___ PROVIDED RECORDS ___

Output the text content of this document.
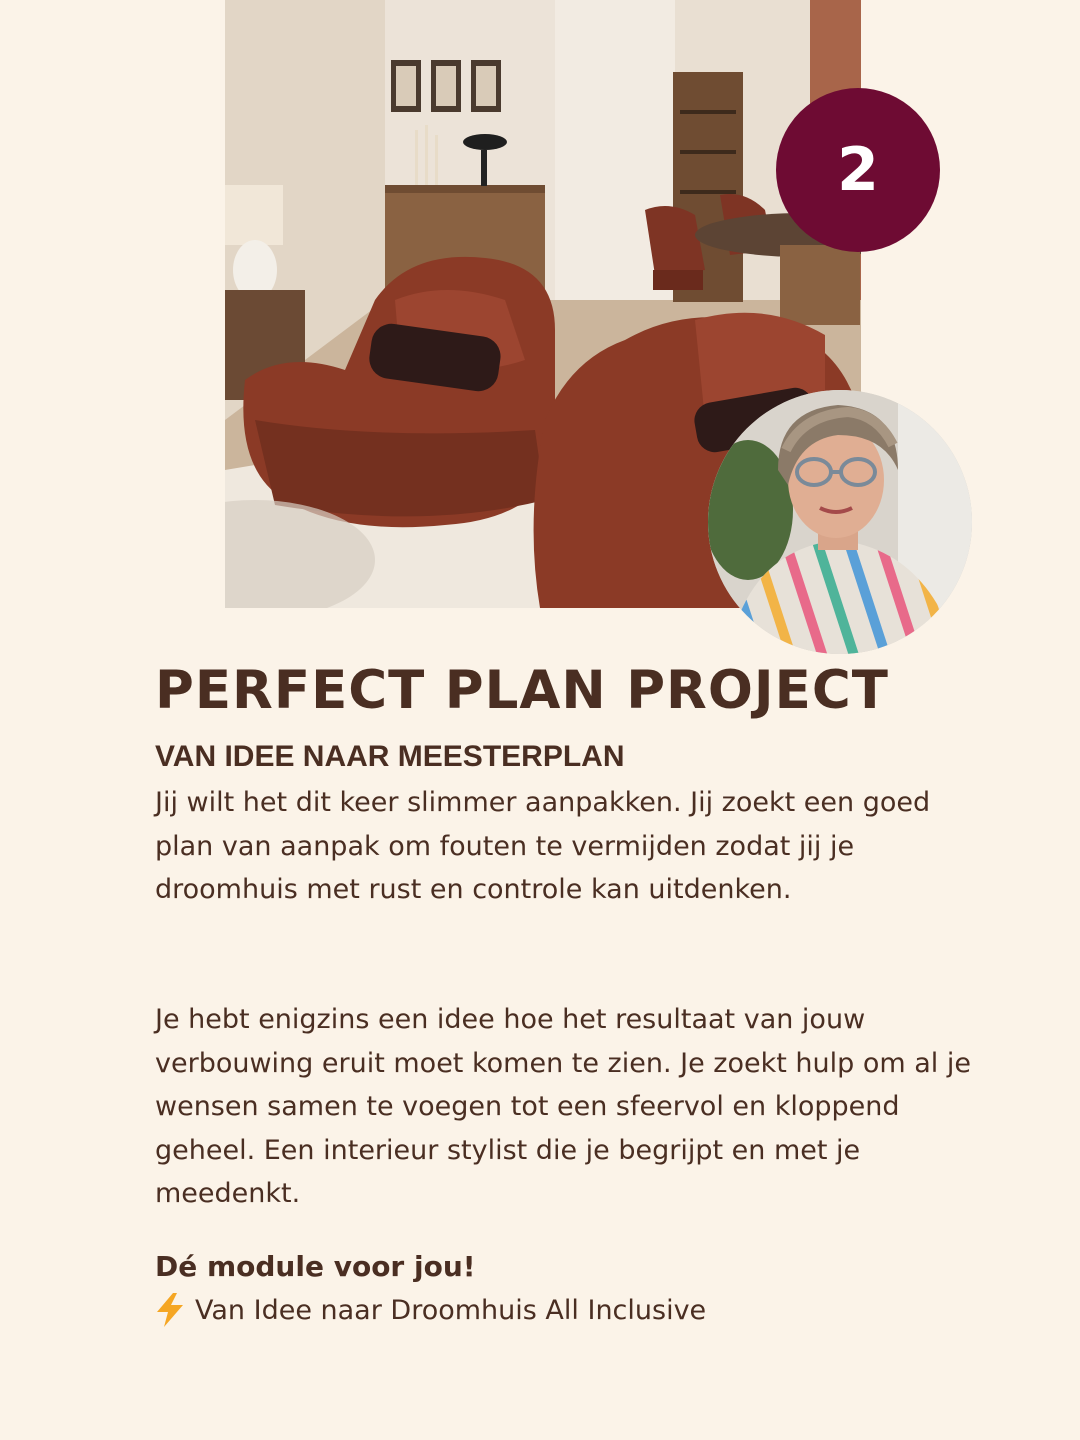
2
PERFECT PLAN PROJECT
VAN IDEE NAAR MEESTERPLAN
Jij wilt het dit keer slimmer aanpakken. Jij zoekt een goed plan van aanpak om fouten te vermijden zodat jij je droomhuis met rust en controle kan uitdenken.
Je hebt enigzins een idee hoe het resultaat van jouw verbouwing eruit moet komen te zien. Je zoekt hulp om al je wensen samen te voegen tot een sfeervol en kloppend geheel. Een interieur stylist die je begrijpt en met je meedenkt.
Dé module voor jou!
Van Idee naar Droomhuis All Inclusive
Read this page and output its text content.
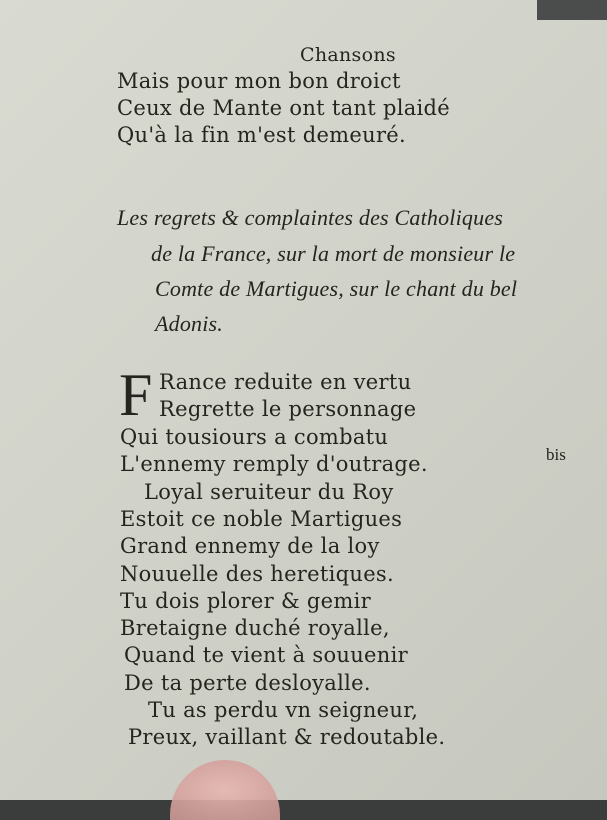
Chansons
Mais pour mon bon droict
Ceux de Mante ont tant plaidé
Qu'à la fin m'est demeuré.
Les regrets & complaintes des Catholiques
de la France, sur la mort de monsieur le
Comte de Martigues, sur le chant du bel
Adonis.
F Rance reduite en vertu
Regrette le personnage
Qui tousiours a combatu
L'ennemy remply d'outrage.
Loyal seruiteur du Roy
Estoit ce noble Martigues
Grand ennemy de la loy
Nouuelle des heretiques.
Tu dois plorer & gemir
Bretaigne duché royalle,
Quand te vient à souuenir
De ta perte desloyalle.
Tu as perdu vn seigneur,
Preux, vaillant & redoutable.
bis
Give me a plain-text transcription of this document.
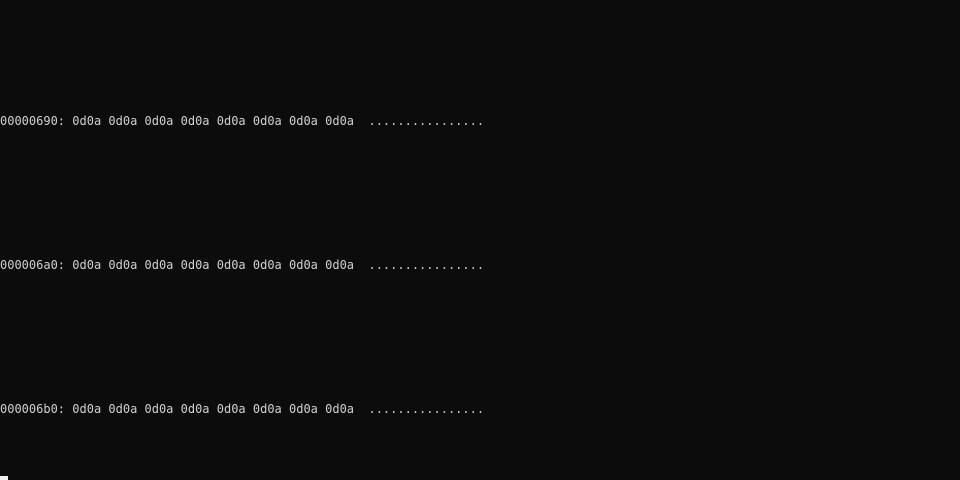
00000690: 0d0a 0d0a 0d0a 0d0a 0d0a 0d0a 0d0a 0d0a ................
000006a0: 0d0a 0d0a 0d0a 0d0a 0d0a 0d0a 0d0a 0d0a ................
000006b0: 0d0a 0d0a 0d0a 0d0a 0d0a 0d0a 0d0a 0d0a ................
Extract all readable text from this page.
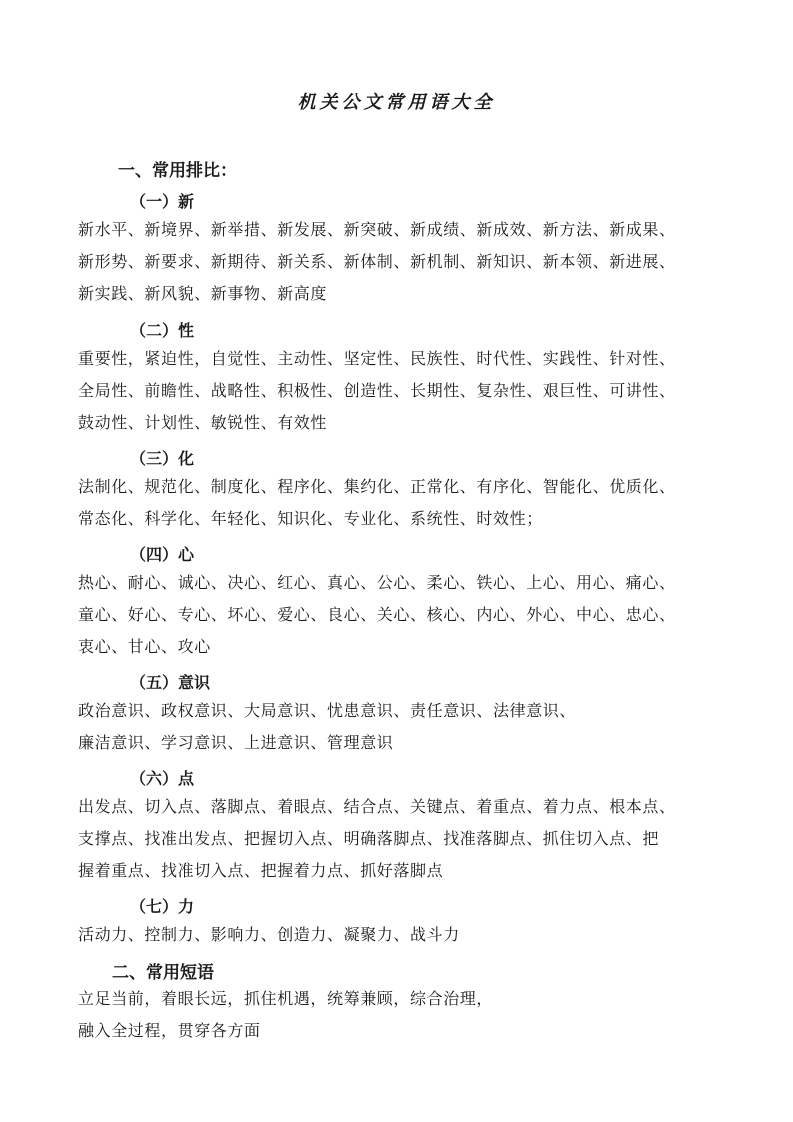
机关公文常用语大全
一、常用排比：
（一）新

新水平、新境界、新举措、新发展、新突破、新成绩、新成效、新方法、新成果、
新形势、新要求、新期待、新关系、新体制、新机制、新知识、新本领、新进展、
新实践、新风貌、新事物、新高度

（二）性

重要性，紧迫性，自觉性、主动性、坚定性、民族性、时代性、实践性、针对性、
全局性、前瞻性、战略性、积极性、创造性、长期性、复杂性、艰巨性、可讲性、
鼓动性、计划性、敏锐性、有效性

（三）化

法制化、规范化、制度化、程序化、集约化、正常化、有序化、智能化、优质化、
常态化、科学化、年轻化、知识化、专业化、系统性、时效性；

（四）心

热心、耐心、诚心、决心、红心、真心、公心、柔心、铁心、上心、用心、痛心、
童心、好心、专心、坏心、爱心、良心、关心、核心、内心、外心、中心、忠心、
衷心、甘心、攻心

（五）意识

政治意识、政权意识、大局意识、忧患意识、责任意识、法律意识、
廉洁意识、学习意识、上进意识、管理意识

（六）点

出发点、切入点、落脚点、着眼点、结合点、关键点、着重点、着力点、根本点、
支撑点、找准出发点、把握切入点、明确落脚点、找准落脚点、抓住切入点、把
握着重点、找准切入点、把握着力点、抓好落脚点

（七）力

活动力、控制力、影响力、创造力、凝聚力、战斗力

二、常用短语

立足当前，着眼长远，抓住机遇，统筹兼顾，综合治理，
融入全过程，贯穿各方面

___

### WHAT IS NEEDED
Skip the images and write out the rest of the listing exactly.

### RESPONSE BELOW
Output the text content of this document.
2
PERFECT PLAN PROJECT
VAN IDEE NAAR MEESTERPLAN
Jij wilt het dit keer slimmer aanpakken. Jij zoekt een goed plan van aanpak om fouten te vermijden zodat jij je droomhuis met rust en controle kan uitdenken.
Je hebt enigzins een idee hoe het resultaat van jouw verbouwing eruit moet komen te zien. Je zoekt hulp om al je wensen samen te voegen tot een sfeervol en kloppend geheel. Een interieur stylist die je begrijpt en met je meedenkt.
Dé module voor jou!
Van Idee naar Droomhuis All Inclusive
Read this page and output its text content.
Chansons
Mais pour mon bon droict
Ceux de Mante ont tant plaidé
Qu'à la fin m'est demeuré.
Les regrets & complaintes des Catholiques
de la France, sur la mort de monsieur le
Comte de Martigues, sur le chant du bel
Adonis.
F Rance reduite en vertu
Regrette le personnage
Qui tousiours a combatu
L'ennemy remply d'outrage.
Loyal seruiteur du Roy
Estoit ce noble Martigues
Grand ennemy de la loy
Nouuelle des heretiques.
Tu dois plorer & gemir
Bretaigne duché royalle,
Quand te vient à souuenir
De ta perte desloyalle.
Tu as perdu vn seigneur,
Preux, vaillant & redoutable.
bis
Give me a plain-text transcription of this document.
00000690: 0d0a 0d0a 0d0a 0d0a 0d0a 0d0a 0d0a 0d0a ................
000006a0: 0d0a 0d0a 0d0a 0d0a 0d0a 0d0a 0d0a 0d0a ................
000006b0: 0d0a 0d0a 0d0a 0d0a 0d0a 0d0a 0d0a 0d0a ................
Extract all readable text from this page.
机关公文常用语大全
一、常用排比：
（一）新

新水平、新境界、新举措、新发展、新突破、新成绩、新成效、新方法、新成果、
新形势、新要求、新期待、新关系、新体制、新机制、新知识、新本领、新进展、
新实践、新风貌、新事物、新高度

（二）性

重要性，紧迫性，自觉性、主动性、坚定性、民族性、时代性、实践性、针对性、
全局性、前瞻性、战略性、积极性、创造性、长期性、复杂性、艰巨性、可讲性、
鼓动性、计划性、敏锐性、有效性

（三）化

法制化、规范化、制度化、程序化、集约化、正常化、有序化、智能化、优质化、
常态化、科学化、年轻化、知识化、专业化、系统性、时效性；

（四）心

热心、耐心、诚心、决心、红心、真心、公心、柔心、铁心、上心、用心、痛心、
童心、好心、专心、坏心、爱心、良心、关心、核心、内心、外心、中心、忠心、
衷心、甘心、攻心

（五）意识

政治意识、政权意识、大局意识、忧患意识、责任意识、法律意识、
廉洁意识、学习意识、上进意识、管理意识

（六）点

出发点、切入点、落脚点、着眼点、结合点、关键点、着重点、着力点、根本点、
支撑点、找准出发点、把握切入点、明确落脚点、找准落脚点、抓住切入点、把
握着重点、找准切入点、把握着力点、抓好落脚点

（七）力

活动力、控制力、影响力、创造力、凝聚力、战斗力

二、常用短语

立足当前，着眼长远，抓住机遇，统筹兼顾，综合治理，
融入全过程，贯穿各方面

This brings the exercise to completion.